▸ TEXTE FOURNI:
----

Enfin, le développement de solutions multimodales est indispensable. Or, malgré les efforts de l'État, des ports et de la SNCF, le fret ferroviaire ne décolle pas en France. C'est un vrai handicap stratégique. Et les nouvelles technologies doivent être mieux exploitées : il y a là tout un champ de développement stratégique, fondamental pour la compétitivité.
Merci de nous recevoir en un moment important, avant le Brexit. Une chose est sûre, il y aura un après Brexit - mais lequel ? Un port, au fond, est un organisateur d'interface entre deux ports. Le lien entre ces deux ports est le bateau, qui appartient à un armateur. Armateurs de France regroupe presque toutes les 50 sociétés qui organisent du transport maritime en France, des grands navires transcontinentaux, porte-conteneurs, vraquiers ou transporteurs de matières énergétiques aux navires de service de toutes tailles. Tous les métiers y sont représentés, même si 50 % du tonnage mondial est constitué de charbon et de minerai de fer - et 60 % si l'on ajoute les céréales.
Pour un armateur, le choix du port est important. Sauf sur les lignes régulières, il n'a pas toujours le choix : c'est le chargeur qui décide du port de chargement et de celui de destination. Bien sûr, les ports ont intérêt à capter les flux. Pour les produits énergétiques, par exemple, c'est l'outil de réception qui donne de l'intérêt au port. Les lignes régulières planifient longtemps à l'avance leur route. C'est le cas des porte-conteneurs, qui marquent plusieurs arrêts, et des rouliers, qui transportent des véhicules de l'usine de fabrication au point de vente. Quant aux lignes de ferries, elles sont à mon sens assimilables à des ponts, mais coupés en morceaux. En tous cas, les armateurs sont de plusieurs types. Le plus gros est CMA CGM qui, avec plus de 550 navires, est le troisième ou le quatrième acteur mondial. Bourbon vient ensuite, qui s'est spécialisé dans le service aux forages pétroliers et gaziers offshore. Puis Louis Dreyfus Armateurs, qui fait du vrac sec.
En tous cas, le commerce ne se décrète pas, il s'organise. Le maillon que représente le port dans cette chaîne a intérêt à être le plus compétitif possible, car ses coûts sont pris en compte dans le choix fait par l'armateur. Les équipements dont il dispose le sont aussi. Et tous les navires ne peuvent pas utiliser tous les ports. La façade maritime de la France est une chance inouïe : nous sommes le seul pays d'Europe à donner sur trois mers - sans parler de notre quatrième façade, outre-mer. Pourtant, nous ne sommes pas le pays traitant les plus gros volumes.
Nos ports sont très diversifiés. Aussi, l'idée d'instaurer un régulateur par façade est bonne : les armateurs ont parfois l'impression que nos ports se font concurrence entre eux, alors que nous n'avons pas besoin d'un service équivalent en tout point de chaque façade. Les annonces du Premier ministre sont donc bienvenues : il faut organiser le commerce. Et le suréquipement des ports ne peut que peser sur les coûts. Bref, la concentration est nécessaire.

----

Entrées des cadres d'éléments d'image
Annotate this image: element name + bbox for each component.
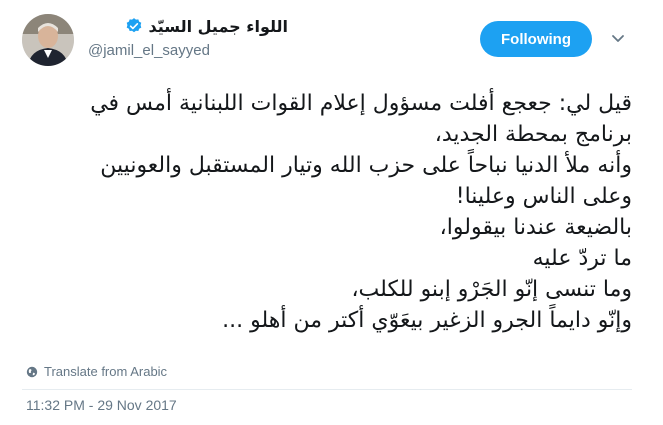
tweet-line: وما تنسى إنّو الجَرْو إبنو للكلب، [351, 277, 632, 302]
divider [22, 389, 632, 390]
verified-badge-icon [126, 18, 141, 33]
display-name: اللواء جميل السيّد [148, 16, 288, 36]
translate-label: Translate from Arabic [44, 364, 168, 379]
following-button[interactable]: Following [480, 21, 592, 57]
tweet-line: بالضيعة عندنا بيقولوا، [439, 215, 632, 240]
translate-link[interactable]: Translate from Arabic [26, 364, 167, 379]
tweet-line: ما تردّ عليه [532, 246, 632, 271]
tweet-line: وإنّو دايماً الجرو الزغير بيعَوّي أكتر م… [222, 308, 632, 333]
avatar[interactable] [22, 14, 74, 66]
globe-icon [26, 366, 38, 377]
chevron-down-icon[interactable] [610, 30, 626, 46]
username-handle: @jamil_el_sayyed [88, 42, 210, 59]
tweet-line: وأنه ملأ الدنيا نباحاً على حزب الله وتيا… [100, 153, 632, 178]
tweet-header: اللواء جميل السيّد @jamil_el_sayyed Foll… [0, 0, 663, 80]
tweet-line: وعلى الناس وعلينا! [455, 184, 632, 209]
profile-names[interactable]: اللواء جميل السيّد @jamil_el_sayyed [88, 14, 288, 66]
display-name-row: اللواء جميل السيّد [125, 14, 288, 38]
tweet-timestamp[interactable]: 11:32 PM - 29 Nov 2017 [26, 397, 177, 413]
tweet-line: قيل لي: جعجع أفلت مسؤول إعلام القوات الل… [90, 91, 632, 116]
tweet-line: برنامج بمحطة الجديد، [434, 122, 632, 147]
profile-photo-icon [22, 14, 74, 66]
tweet-text: قيل لي: جعجع أفلت مسؤول إعلام القوات الل… [22, 88, 632, 348]
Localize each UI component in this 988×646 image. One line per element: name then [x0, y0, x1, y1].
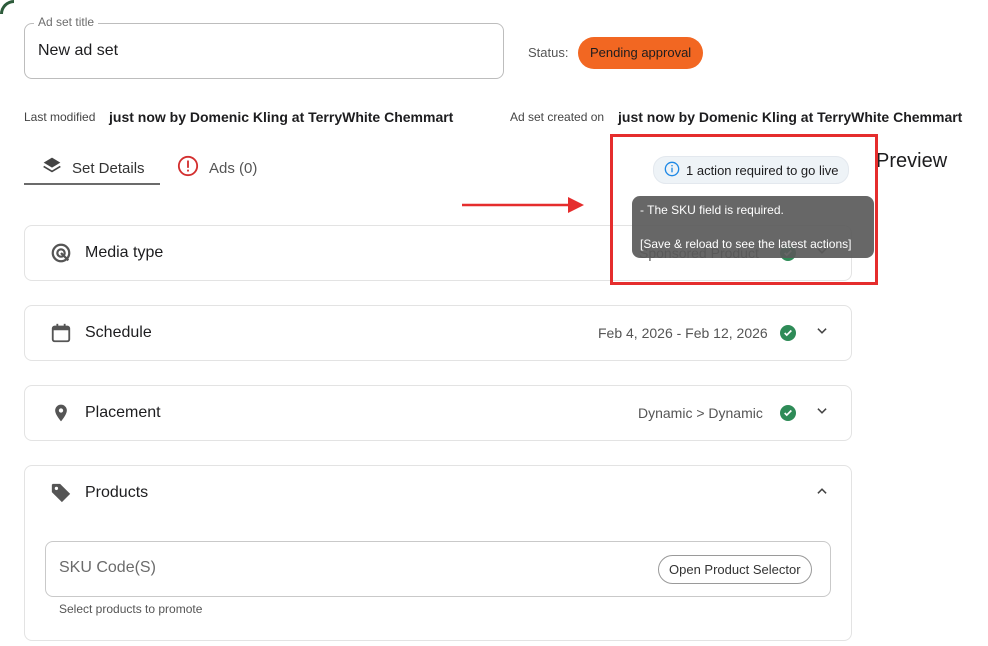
sku-code-placeholder: SKU Code(S): [59, 559, 156, 576]
check-circle-icon: [780, 405, 796, 421]
placement-summary: Dynamic > Dynamic: [638, 405, 763, 421]
tab-set-details-label: Set Details: [72, 159, 145, 177]
open-product-selector-button[interactable]: Open Product Selector: [658, 555, 812, 584]
chevron-down-icon[interactable]: [815, 324, 829, 341]
check-circle-icon: [780, 325, 796, 341]
created-on-value: just now by Domenic Kling at TerryWhite …: [618, 109, 963, 125]
schedule-summary: Feb 4, 2026 - Feb 12, 2026: [598, 325, 768, 341]
chevron-up-icon[interactable]: [815, 484, 829, 501]
schedule-title: Schedule: [85, 324, 152, 341]
red-highlight-box: [610, 134, 878, 285]
tab-set-details[interactable]: Set Details: [42, 150, 145, 186]
preview-heading: Preview: [876, 150, 948, 172]
status-label: Status:: [528, 45, 569, 60]
created-on-label: Ad set created on: [510, 110, 605, 124]
alert-circle-icon: [177, 155, 199, 181]
section-schedule[interactable]: Schedule Feb 4, 2026 - Feb 12, 2026: [24, 305, 852, 361]
chevron-down-icon[interactable]: [815, 404, 829, 421]
last-modified-label: Last modified: [24, 110, 96, 124]
tag-icon: [50, 482, 72, 509]
ad-set-title-value[interactable]: New ad set: [38, 42, 118, 60]
tab-ads[interactable]: Ads (0): [177, 150, 257, 186]
location-pin-icon: [51, 402, 71, 429]
media-type-title: Media type: [85, 244, 164, 261]
ad-set-title-legend: Ad set title: [34, 15, 99, 29]
calendar-icon: [50, 322, 72, 349]
red-arrow-annotation: [462, 194, 586, 221]
last-modified-value: just now by Domenic Kling at TerryWhite …: [109, 109, 454, 125]
window-corner: [0, 0, 14, 14]
status-badge: Pending approval: [578, 37, 704, 69]
active-tab-indicator: [24, 183, 160, 185]
layers-icon: [42, 156, 62, 180]
section-placement[interactable]: Placement Dynamic > Dynamic: [24, 385, 852, 441]
sku-helper-text: Select products to promote: [59, 602, 203, 616]
placement-title: Placement: [85, 404, 161, 421]
target-icon: [50, 242, 72, 269]
tab-ads-label: Ads (0): [209, 159, 258, 177]
products-title: Products: [85, 484, 149, 501]
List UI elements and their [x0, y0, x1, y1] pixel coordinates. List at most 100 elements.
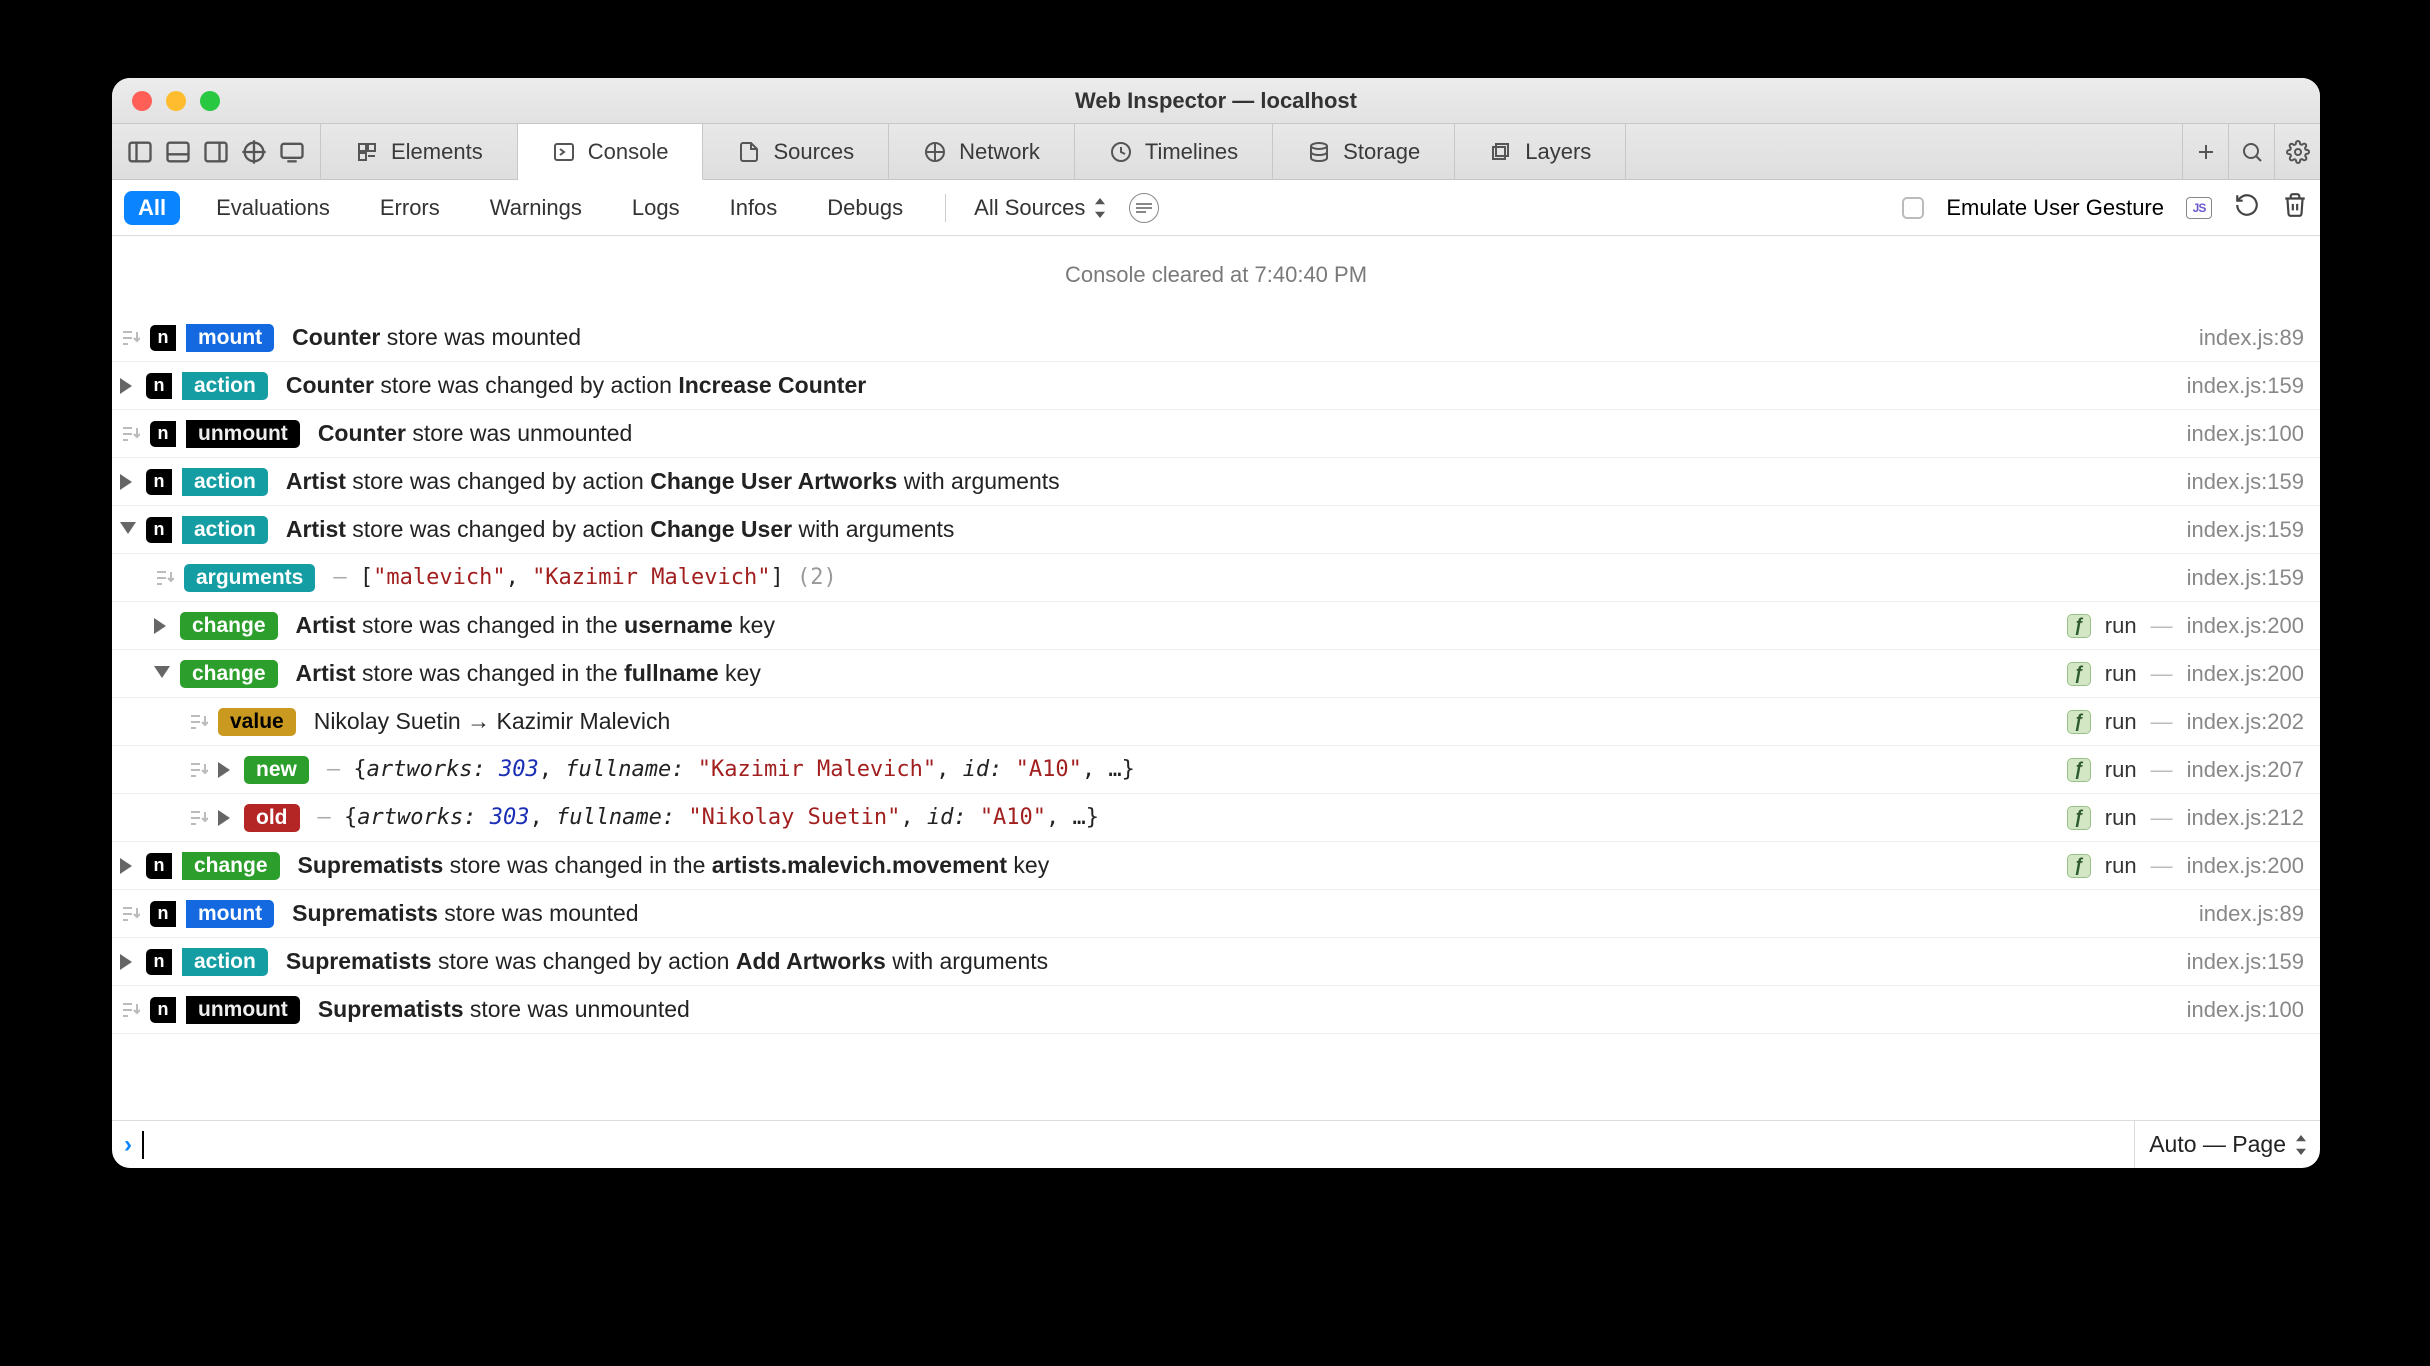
filter-warnings[interactable]: Warnings: [476, 191, 596, 225]
source-link[interactable]: index.js:159: [2187, 517, 2304, 543]
source-link[interactable]: index.js:100: [2187, 997, 2304, 1023]
tab-label: Console: [588, 139, 669, 165]
event-pill-action: action: [182, 468, 268, 496]
tab-storage[interactable]: Storage: [1273, 124, 1455, 179]
function-icon: ƒ: [2067, 854, 2091, 878]
source-selector[interactable]: All Sources: [974, 195, 1107, 221]
callback-name: run: [2105, 613, 2137, 639]
console-row[interactable]: nactionArtist store was changed by actio…: [112, 506, 2320, 554]
minimize-window-button[interactable]: [166, 91, 186, 111]
emulate-gesture-checkbox[interactable]: [1902, 197, 1924, 219]
console-row[interactable]: valueNikolay Suetin → Kazimir Malevichƒr…: [112, 698, 2320, 746]
layers-icon: [1489, 140, 1513, 164]
console-row[interactable]: nchangeSuprematists store was changed in…: [112, 842, 2320, 890]
console-prompt[interactable]: › Auto — Page: [112, 1120, 2320, 1168]
filter-infos[interactable]: Infos: [716, 191, 792, 225]
console-row[interactable]: nactionCounter store was changed by acti…: [112, 362, 2320, 410]
disclosure-toggle[interactable]: [120, 954, 136, 970]
log-line-icon: [188, 712, 208, 732]
console-row[interactable]: change Artist store was changed in the us…: [112, 602, 2320, 650]
disclosure-toggle[interactable]: [120, 522, 136, 538]
filter-all[interactable]: All: [124, 191, 180, 225]
snippet-button[interactable]: [1129, 193, 1159, 223]
event-pill-value: value: [218, 708, 296, 736]
inspect-element-icon[interactable]: [240, 138, 268, 166]
filter-errors[interactable]: Errors: [366, 191, 454, 225]
settings-button[interactable]: [2274, 124, 2320, 179]
source-link[interactable]: index.js:207: [2187, 757, 2304, 783]
filter-logs[interactable]: Logs: [618, 191, 694, 225]
nanostores-badge: n: [150, 997, 176, 1023]
source-link[interactable]: index.js:100: [2187, 421, 2304, 447]
disclosure-toggle[interactable]: [120, 378, 136, 394]
callback-name: run: [2105, 853, 2137, 879]
nanostores-badge: n: [146, 949, 172, 975]
function-icon: ƒ: [2067, 662, 2091, 686]
source-link[interactable]: index.js:200: [2187, 613, 2304, 639]
source-link[interactable]: index.js:89: [2199, 325, 2304, 351]
disclosure-toggle[interactable]: [120, 474, 136, 490]
row-meta: index.js:159: [2187, 469, 2304, 495]
preserve-log-js-button[interactable]: JS: [2186, 197, 2212, 219]
disclosure-toggle[interactable]: [154, 666, 170, 682]
source-link[interactable]: index.js:159: [2187, 565, 2304, 591]
event-pill-change: change: [180, 612, 278, 640]
execution-context-selector[interactable]: Auto — Page: [2134, 1121, 2308, 1168]
source-link[interactable]: index.js:159: [2187, 949, 2304, 975]
source-link[interactable]: index.js:212: [2187, 805, 2304, 831]
source-link[interactable]: index.js:200: [2187, 661, 2304, 687]
console-row[interactable]: nmountSuprematists store was mountedinde…: [112, 890, 2320, 938]
source-link[interactable]: index.js:89: [2199, 901, 2304, 927]
lines-icon: [1136, 202, 1152, 214]
source-link[interactable]: index.js:200: [2187, 853, 2304, 879]
new-tab-button[interactable]: [2182, 124, 2228, 179]
reload-button[interactable]: [2234, 192, 2260, 224]
console-row[interactable]: changeArtist store was changed in the fu…: [112, 650, 2320, 698]
close-window-button[interactable]: [132, 91, 152, 111]
object-expand-toggle[interactable]: [218, 810, 234, 826]
console-log-list[interactable]: Console cleared at 7:40:40 PM nmountCoun…: [112, 236, 2320, 1120]
row-meta: index.js:89: [2199, 901, 2304, 927]
source-link[interactable]: index.js:159: [2187, 469, 2304, 495]
filter-evaluations[interactable]: Evaluations: [202, 191, 344, 225]
search-button[interactable]: [2228, 124, 2274, 179]
tab-elements[interactable]: Elements: [321, 124, 518, 179]
source-link[interactable]: index.js:159: [2187, 373, 2304, 399]
console-row[interactable]: arguments— ["malevich", "Kazimir Malevic…: [112, 554, 2320, 602]
clear-console-button[interactable]: [2282, 192, 2308, 224]
object-expand-toggle[interactable]: [218, 762, 234, 778]
tab-sources[interactable]: Sources: [703, 124, 889, 179]
console-row[interactable]: nunmountCounter store was unmountedindex…: [112, 410, 2320, 458]
console-row[interactable]: nunmountSuprematists store was unmounted…: [112, 986, 2320, 1034]
zoom-window-button[interactable]: [200, 91, 220, 111]
console-icon: [552, 140, 576, 164]
filter-debugs[interactable]: Debugs: [813, 191, 917, 225]
function-icon: ƒ: [2067, 710, 2091, 734]
event-pill-args: arguments: [184, 564, 315, 592]
log-line-icon: [120, 424, 140, 444]
tab-console[interactable]: Console: [518, 124, 704, 180]
disclosure-toggle[interactable]: [120, 858, 136, 874]
dock-right-icon[interactable]: [202, 138, 230, 166]
row-meta: ƒrun—index.js:200: [2067, 661, 2304, 687]
console-row[interactable]: new— {artworks: 303, fullname: "Kazimir …: [112, 746, 2320, 794]
console-row[interactable]: nactionSuprematists store was changed by…: [112, 938, 2320, 986]
inspector-window: Web Inspector — localhost Elements Conso…: [112, 78, 2320, 1168]
console-row[interactable]: nactionArtist store was changed by actio…: [112, 458, 2320, 506]
event-pill-unmount: unmount: [186, 996, 300, 1024]
console-row[interactable]: nmountCounter store was mountedindex.js:…: [112, 314, 2320, 362]
row-meta: ƒrun—index.js:212: [2067, 805, 2304, 831]
disclosure-toggle[interactable]: [154, 618, 170, 634]
nanostores-badge: n: [150, 421, 176, 447]
source-link[interactable]: index.js:202: [2187, 709, 2304, 735]
device-icon[interactable]: [278, 138, 306, 166]
tab-layers[interactable]: Layers: [1455, 124, 1626, 179]
dock-left-icon[interactable]: [126, 138, 154, 166]
console-row[interactable]: old— {artworks: 303, fullname: "Nikolay …: [112, 794, 2320, 842]
separator: [945, 194, 946, 222]
tab-timelines[interactable]: Timelines: [1075, 124, 1273, 179]
log-message: Suprematists store was mounted: [292, 900, 638, 927]
dock-bottom-icon[interactable]: [164, 138, 192, 166]
tab-network[interactable]: Network: [889, 124, 1075, 179]
log-message: Artist store was changed in the username…: [296, 612, 775, 639]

----

▸ TRAVAIL DEMANDÉ: Extrayez mot pour mot, dans le texte sur les ports et le transport maritime, le passage qui va de « Nos ports sont » à « concentration est nécessaire. ».

▸ RÉPONSE ATTENDUE:
Nos ports sont très diversifiés. Aussi, l'idée d'instaurer un régulateur par façade est bonne : les armateurs ont parfois l'impression que nos ports se font concurrence entre eux, alors que nous n'avons pas besoin d'un service équivalent en tout point de chaque façade. Les annonces du Premier ministre sont donc bienvenues : il faut organiser le commerce. Et le suréquipement des ports ne peut que peser sur les coûts. Bref, la concentration est nécessaire.